Requirements = Sort through the data and copy the lines holding the word "Bisnis".

Supplied material =
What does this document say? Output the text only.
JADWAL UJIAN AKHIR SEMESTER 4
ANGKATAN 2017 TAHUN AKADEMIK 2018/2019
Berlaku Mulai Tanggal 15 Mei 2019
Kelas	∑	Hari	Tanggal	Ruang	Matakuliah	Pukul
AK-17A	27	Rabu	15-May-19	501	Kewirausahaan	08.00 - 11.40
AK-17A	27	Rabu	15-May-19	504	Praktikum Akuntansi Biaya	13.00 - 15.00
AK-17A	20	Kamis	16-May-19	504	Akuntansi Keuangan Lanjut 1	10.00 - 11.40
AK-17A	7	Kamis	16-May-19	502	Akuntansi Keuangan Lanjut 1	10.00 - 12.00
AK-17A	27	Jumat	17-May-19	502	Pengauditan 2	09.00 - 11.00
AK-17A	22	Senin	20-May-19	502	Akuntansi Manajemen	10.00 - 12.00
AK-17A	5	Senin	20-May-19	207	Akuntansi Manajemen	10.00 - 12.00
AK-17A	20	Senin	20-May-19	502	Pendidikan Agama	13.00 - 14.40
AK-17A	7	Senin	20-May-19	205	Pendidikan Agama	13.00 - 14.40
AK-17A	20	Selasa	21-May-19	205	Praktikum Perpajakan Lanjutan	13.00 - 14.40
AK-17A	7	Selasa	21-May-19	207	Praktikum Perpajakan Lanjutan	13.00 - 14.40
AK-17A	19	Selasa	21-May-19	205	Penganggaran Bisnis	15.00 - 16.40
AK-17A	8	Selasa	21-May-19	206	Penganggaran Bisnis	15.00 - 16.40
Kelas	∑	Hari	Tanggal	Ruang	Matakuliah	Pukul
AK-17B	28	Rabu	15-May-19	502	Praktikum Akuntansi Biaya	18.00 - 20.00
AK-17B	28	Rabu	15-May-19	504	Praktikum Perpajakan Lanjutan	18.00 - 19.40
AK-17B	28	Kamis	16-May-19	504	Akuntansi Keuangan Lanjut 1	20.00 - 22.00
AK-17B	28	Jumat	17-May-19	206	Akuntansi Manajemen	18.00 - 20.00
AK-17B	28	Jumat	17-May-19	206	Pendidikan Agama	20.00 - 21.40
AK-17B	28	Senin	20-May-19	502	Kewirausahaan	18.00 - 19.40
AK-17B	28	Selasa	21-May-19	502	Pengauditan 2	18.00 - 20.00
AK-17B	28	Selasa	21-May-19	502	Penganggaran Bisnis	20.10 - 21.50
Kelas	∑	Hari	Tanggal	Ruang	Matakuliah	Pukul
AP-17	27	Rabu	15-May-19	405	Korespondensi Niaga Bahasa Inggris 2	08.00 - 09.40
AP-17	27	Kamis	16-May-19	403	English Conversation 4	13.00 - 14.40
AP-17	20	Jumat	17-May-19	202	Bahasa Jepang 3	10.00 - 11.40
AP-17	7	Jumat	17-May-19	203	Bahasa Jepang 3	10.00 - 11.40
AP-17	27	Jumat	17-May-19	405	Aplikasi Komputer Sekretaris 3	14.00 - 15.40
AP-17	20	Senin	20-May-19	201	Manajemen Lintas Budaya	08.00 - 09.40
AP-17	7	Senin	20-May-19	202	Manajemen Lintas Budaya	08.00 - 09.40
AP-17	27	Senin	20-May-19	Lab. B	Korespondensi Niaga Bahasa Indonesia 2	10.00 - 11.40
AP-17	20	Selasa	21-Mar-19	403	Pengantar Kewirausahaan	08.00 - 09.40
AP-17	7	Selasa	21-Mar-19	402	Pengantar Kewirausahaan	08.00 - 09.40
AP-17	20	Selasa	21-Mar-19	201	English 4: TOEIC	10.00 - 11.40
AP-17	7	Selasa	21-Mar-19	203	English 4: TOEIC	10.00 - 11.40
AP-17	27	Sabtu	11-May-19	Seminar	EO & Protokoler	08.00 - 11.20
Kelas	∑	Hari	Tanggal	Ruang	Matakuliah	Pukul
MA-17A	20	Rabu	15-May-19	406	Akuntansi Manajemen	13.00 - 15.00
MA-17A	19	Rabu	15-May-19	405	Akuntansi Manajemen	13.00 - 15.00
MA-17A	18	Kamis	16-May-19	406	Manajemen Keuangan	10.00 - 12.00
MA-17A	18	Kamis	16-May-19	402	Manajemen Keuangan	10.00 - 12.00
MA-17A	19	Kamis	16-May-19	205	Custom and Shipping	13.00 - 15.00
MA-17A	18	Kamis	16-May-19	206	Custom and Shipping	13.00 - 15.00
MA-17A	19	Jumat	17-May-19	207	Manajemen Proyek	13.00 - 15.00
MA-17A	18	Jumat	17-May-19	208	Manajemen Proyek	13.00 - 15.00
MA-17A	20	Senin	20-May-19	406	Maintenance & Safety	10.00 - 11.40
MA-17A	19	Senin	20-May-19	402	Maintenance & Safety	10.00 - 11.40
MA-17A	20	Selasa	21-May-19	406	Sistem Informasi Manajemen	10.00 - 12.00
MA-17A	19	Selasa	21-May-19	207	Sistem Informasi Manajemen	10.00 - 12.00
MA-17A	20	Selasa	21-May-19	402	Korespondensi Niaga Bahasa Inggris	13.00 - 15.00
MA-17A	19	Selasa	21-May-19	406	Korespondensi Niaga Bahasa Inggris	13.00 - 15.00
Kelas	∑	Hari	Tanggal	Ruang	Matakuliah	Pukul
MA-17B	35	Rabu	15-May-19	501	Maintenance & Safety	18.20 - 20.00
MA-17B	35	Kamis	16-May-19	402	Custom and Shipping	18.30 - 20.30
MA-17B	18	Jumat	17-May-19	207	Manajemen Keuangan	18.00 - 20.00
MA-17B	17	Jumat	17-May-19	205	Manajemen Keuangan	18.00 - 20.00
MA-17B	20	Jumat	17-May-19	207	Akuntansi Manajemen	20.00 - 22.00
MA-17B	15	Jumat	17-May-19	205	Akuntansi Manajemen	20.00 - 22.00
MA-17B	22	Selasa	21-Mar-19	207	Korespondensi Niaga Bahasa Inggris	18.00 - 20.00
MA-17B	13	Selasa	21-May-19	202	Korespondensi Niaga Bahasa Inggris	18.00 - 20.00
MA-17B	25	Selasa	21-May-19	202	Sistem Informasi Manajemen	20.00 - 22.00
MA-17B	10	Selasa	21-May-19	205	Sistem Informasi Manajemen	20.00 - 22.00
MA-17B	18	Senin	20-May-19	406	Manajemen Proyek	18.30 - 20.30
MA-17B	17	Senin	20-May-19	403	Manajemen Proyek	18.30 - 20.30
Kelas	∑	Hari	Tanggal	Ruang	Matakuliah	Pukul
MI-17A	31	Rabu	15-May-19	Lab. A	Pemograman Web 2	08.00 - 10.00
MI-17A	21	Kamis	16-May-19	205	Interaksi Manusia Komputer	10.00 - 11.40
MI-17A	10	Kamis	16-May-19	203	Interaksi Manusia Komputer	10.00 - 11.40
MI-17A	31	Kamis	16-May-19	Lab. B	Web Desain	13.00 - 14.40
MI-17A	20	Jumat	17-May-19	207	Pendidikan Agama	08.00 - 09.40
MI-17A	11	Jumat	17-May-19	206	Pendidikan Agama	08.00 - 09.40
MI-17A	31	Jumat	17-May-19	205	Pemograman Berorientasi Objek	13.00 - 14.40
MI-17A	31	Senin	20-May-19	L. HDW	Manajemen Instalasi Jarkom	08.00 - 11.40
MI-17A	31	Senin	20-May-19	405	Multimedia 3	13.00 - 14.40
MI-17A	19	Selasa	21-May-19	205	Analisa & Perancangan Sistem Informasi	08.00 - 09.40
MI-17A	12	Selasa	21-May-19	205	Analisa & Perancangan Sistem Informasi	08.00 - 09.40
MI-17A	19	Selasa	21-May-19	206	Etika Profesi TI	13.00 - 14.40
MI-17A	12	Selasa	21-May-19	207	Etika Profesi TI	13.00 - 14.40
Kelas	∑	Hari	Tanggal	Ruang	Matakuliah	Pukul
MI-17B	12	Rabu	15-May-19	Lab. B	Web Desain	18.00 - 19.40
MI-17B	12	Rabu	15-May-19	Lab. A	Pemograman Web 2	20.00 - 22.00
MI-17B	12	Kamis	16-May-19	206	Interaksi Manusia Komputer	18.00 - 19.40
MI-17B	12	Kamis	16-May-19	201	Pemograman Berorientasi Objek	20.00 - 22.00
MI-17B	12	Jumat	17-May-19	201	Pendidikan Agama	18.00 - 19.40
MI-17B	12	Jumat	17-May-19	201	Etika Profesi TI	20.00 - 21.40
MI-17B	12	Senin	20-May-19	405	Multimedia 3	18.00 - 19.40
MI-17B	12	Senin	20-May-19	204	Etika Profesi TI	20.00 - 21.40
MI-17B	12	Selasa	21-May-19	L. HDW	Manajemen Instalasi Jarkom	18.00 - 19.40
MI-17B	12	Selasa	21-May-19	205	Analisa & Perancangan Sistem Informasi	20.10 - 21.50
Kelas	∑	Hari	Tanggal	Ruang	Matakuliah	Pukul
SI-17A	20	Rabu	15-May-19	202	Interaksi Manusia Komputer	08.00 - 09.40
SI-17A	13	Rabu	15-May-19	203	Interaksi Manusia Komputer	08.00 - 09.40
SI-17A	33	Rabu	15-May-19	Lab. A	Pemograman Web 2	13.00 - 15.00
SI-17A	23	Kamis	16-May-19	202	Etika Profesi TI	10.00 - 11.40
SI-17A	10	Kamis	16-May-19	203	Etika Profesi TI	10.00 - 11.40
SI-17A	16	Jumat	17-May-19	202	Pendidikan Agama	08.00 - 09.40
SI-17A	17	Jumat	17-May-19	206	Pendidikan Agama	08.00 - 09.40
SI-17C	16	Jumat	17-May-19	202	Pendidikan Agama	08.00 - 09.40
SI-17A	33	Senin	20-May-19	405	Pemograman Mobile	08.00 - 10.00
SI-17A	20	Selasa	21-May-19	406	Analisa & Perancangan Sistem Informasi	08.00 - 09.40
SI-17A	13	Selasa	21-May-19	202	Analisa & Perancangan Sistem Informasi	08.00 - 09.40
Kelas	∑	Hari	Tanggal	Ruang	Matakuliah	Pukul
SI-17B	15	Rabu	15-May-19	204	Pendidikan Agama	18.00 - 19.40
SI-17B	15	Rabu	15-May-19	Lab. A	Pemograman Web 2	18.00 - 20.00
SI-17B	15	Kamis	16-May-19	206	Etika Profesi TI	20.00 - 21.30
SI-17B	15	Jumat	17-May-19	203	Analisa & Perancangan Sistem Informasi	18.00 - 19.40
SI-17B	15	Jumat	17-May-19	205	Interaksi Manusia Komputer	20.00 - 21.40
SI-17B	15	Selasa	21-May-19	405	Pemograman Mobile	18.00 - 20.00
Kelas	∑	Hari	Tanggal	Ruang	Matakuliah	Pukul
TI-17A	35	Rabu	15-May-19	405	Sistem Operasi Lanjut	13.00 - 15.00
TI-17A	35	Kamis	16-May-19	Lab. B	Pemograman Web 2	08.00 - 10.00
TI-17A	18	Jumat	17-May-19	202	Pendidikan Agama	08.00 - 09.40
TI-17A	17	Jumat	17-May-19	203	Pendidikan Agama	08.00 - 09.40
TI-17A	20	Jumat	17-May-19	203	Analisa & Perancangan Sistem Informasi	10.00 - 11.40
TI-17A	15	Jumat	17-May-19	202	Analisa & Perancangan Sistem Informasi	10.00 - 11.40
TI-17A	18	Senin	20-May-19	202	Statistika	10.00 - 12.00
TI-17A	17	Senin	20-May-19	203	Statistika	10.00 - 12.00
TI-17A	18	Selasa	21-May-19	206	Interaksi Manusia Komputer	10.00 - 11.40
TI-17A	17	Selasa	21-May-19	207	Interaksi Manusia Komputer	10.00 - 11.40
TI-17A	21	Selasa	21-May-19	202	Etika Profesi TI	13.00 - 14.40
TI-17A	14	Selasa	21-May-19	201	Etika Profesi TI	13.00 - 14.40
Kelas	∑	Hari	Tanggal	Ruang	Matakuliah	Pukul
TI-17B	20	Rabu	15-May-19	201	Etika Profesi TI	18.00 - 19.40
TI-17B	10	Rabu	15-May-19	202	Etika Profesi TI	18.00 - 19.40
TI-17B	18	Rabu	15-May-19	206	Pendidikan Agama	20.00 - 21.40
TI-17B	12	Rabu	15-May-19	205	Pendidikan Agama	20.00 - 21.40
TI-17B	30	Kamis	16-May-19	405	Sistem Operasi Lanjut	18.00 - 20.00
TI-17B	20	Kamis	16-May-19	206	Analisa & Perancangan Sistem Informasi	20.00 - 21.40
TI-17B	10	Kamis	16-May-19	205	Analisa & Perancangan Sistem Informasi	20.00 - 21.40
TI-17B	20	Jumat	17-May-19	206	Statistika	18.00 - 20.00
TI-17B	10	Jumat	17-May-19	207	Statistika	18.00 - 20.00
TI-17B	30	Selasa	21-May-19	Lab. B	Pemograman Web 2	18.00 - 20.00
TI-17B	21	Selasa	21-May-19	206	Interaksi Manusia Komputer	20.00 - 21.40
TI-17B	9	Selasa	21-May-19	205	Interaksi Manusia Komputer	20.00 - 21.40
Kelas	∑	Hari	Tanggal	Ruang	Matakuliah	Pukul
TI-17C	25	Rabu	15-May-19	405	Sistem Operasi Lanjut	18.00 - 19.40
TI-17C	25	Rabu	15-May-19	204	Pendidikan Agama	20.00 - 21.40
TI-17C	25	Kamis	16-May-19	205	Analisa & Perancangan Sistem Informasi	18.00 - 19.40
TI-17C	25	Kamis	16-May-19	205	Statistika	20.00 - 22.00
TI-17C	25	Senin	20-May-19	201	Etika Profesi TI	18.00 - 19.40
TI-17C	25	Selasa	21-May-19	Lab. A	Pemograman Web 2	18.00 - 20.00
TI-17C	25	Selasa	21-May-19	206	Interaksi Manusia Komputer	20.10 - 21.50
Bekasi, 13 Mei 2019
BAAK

Response for this exercise =
AK-17A	19	Selasa	21-May-19	205	Penganggaran Bisnis	15.00 - 16.40
AK-17A	8	Selasa	21-May-19	206	Penganggaran Bisnis	15.00 - 16.40
AK-17B	28	Selasa	21-May-19	502	Penganggaran Bisnis	20.10 - 21.50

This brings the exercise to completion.